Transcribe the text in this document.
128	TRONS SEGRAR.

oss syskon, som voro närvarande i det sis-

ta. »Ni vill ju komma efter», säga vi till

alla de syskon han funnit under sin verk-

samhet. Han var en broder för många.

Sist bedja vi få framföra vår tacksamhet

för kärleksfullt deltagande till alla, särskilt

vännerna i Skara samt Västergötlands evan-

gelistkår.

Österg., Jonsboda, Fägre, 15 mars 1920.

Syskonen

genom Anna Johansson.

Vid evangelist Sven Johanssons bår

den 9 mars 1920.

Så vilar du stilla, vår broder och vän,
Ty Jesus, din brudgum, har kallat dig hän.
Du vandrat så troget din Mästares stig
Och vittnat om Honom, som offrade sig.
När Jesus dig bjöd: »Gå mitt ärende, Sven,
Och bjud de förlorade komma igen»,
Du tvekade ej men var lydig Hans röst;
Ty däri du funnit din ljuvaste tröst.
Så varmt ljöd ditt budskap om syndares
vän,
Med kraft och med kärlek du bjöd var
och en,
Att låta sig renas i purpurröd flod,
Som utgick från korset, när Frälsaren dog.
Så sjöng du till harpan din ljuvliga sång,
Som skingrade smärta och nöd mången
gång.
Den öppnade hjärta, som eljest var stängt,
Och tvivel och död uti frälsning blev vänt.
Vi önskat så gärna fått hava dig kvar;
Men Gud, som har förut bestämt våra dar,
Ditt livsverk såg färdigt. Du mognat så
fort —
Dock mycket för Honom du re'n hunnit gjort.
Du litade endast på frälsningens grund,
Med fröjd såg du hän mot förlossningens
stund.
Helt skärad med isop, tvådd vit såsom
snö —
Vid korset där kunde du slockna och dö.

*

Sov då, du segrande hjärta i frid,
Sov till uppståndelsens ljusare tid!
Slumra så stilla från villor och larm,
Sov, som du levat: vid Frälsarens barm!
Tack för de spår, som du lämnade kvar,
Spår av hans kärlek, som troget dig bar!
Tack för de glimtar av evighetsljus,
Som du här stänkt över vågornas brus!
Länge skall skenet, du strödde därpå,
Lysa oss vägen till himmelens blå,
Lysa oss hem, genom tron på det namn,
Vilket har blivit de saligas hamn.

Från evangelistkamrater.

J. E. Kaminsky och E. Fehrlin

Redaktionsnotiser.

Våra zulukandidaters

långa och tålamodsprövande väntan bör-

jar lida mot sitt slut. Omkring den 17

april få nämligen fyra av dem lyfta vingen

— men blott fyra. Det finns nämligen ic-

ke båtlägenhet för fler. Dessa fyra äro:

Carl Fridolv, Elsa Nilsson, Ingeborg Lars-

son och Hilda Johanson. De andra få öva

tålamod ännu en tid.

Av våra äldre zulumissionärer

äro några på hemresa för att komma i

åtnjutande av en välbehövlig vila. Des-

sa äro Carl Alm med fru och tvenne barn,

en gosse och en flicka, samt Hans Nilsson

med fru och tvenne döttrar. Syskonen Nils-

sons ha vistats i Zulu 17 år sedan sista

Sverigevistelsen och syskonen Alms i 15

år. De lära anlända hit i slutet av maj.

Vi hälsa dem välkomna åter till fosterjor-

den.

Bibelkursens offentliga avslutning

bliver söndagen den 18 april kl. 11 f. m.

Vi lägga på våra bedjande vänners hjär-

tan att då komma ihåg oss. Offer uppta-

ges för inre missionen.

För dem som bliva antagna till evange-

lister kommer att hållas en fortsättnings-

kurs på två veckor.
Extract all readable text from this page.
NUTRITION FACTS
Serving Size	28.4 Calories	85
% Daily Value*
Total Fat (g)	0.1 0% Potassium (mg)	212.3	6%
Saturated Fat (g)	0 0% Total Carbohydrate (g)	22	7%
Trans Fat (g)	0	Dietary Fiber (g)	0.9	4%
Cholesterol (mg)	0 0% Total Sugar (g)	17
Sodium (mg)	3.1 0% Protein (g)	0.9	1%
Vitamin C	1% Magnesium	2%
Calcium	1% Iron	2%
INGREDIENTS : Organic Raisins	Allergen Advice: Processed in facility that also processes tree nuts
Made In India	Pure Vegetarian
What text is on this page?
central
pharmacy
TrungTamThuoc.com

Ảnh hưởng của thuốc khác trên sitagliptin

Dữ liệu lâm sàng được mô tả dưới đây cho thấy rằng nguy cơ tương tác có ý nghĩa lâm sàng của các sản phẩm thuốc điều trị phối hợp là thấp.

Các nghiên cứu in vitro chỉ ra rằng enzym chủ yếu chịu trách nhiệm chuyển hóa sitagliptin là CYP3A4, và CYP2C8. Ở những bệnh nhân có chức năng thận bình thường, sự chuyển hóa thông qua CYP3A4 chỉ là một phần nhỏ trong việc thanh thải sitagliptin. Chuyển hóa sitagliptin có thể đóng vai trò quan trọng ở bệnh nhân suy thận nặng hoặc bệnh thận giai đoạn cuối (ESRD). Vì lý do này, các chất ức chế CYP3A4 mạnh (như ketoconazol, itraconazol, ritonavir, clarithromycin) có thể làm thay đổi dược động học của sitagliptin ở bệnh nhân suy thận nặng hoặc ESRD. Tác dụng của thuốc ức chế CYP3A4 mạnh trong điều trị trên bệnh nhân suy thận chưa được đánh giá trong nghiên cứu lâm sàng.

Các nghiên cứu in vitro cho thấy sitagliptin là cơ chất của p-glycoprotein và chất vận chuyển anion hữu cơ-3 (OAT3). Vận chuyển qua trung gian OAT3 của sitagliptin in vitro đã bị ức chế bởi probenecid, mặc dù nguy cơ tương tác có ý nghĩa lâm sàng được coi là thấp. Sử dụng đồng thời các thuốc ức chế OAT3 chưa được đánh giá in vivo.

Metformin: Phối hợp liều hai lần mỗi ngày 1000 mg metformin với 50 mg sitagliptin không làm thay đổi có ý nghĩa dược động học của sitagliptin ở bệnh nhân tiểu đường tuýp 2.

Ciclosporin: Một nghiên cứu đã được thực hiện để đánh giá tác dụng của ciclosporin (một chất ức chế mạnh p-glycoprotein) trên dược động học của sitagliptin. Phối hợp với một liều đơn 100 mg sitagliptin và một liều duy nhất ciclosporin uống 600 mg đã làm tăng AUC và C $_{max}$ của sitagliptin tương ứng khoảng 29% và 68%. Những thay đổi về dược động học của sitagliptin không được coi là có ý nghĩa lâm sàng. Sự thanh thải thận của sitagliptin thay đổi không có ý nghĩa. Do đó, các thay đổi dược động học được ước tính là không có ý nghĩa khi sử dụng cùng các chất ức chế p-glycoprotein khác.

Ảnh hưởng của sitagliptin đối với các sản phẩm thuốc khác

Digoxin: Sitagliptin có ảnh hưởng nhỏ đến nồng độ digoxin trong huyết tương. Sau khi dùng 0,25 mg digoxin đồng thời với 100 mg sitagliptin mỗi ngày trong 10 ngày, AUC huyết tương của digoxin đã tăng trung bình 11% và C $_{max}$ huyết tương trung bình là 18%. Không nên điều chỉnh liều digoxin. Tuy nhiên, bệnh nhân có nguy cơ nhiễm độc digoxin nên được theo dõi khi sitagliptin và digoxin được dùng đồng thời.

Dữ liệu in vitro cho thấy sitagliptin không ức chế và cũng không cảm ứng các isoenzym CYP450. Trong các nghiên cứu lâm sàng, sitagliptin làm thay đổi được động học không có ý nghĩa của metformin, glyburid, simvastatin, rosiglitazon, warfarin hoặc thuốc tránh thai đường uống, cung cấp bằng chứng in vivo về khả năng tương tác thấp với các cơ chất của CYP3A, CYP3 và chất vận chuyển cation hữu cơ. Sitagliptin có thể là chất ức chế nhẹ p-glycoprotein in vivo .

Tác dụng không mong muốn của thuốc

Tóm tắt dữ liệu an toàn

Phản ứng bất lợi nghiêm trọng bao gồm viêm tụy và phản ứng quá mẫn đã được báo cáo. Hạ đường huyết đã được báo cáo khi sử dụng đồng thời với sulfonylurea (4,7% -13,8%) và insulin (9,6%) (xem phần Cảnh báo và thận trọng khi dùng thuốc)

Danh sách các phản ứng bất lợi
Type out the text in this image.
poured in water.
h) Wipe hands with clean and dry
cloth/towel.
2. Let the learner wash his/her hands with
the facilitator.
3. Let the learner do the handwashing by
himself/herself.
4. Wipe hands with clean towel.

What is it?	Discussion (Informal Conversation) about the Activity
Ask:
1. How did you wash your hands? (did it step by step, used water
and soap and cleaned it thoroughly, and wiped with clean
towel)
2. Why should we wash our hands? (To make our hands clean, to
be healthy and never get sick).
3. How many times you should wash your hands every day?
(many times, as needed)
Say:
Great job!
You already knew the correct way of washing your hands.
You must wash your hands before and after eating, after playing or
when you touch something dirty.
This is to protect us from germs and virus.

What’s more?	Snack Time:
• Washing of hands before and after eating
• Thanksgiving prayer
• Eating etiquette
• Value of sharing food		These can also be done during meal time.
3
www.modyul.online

Work to be completed
Whenever "đường" occurs in a line of the entries, copy that line.

Answer to this problem
Metformin: Phối hợp liều hai lần mỗi ngày 1000 mg metformin với 50 mg sitagliptin không làm thay đổi có ý nghĩa dược động học của sitagliptin ở bệnh nhân tiểu đường tuýp 2.
Dữ liệu in vitro cho thấy sitagliptin không ức chế và cũng không cảm ứng các isoenzym CYP450. Trong các nghiên cứu lâm sàng, sitagliptin làm thay đổi được động học không có ý nghĩa của metformin, glyburid, simvastatin, rosiglitazon, warfarin hoặc thuốc tránh thai đường uống, cung cấp bằng chứng in vivo về khả năng tương tác thấp với các cơ chất của CYP3A, CYP3 và chất vận chuyển cation hữu cơ. Sitagliptin có thể là chất ức chế nhẹ p-glycoprotein in vivo .
Phản ứng bất lợi nghiêm trọng bao gồm viêm tụy và phản ứng quá mẫn đã được báo cáo. Hạ đường huyết đã được báo cáo khi sử dụng đồng thời với sulfonylurea (4,7% -13,8%) và insulin (9,6%) (xem phần Cảnh báo và thận trọng khi dùng thuốc)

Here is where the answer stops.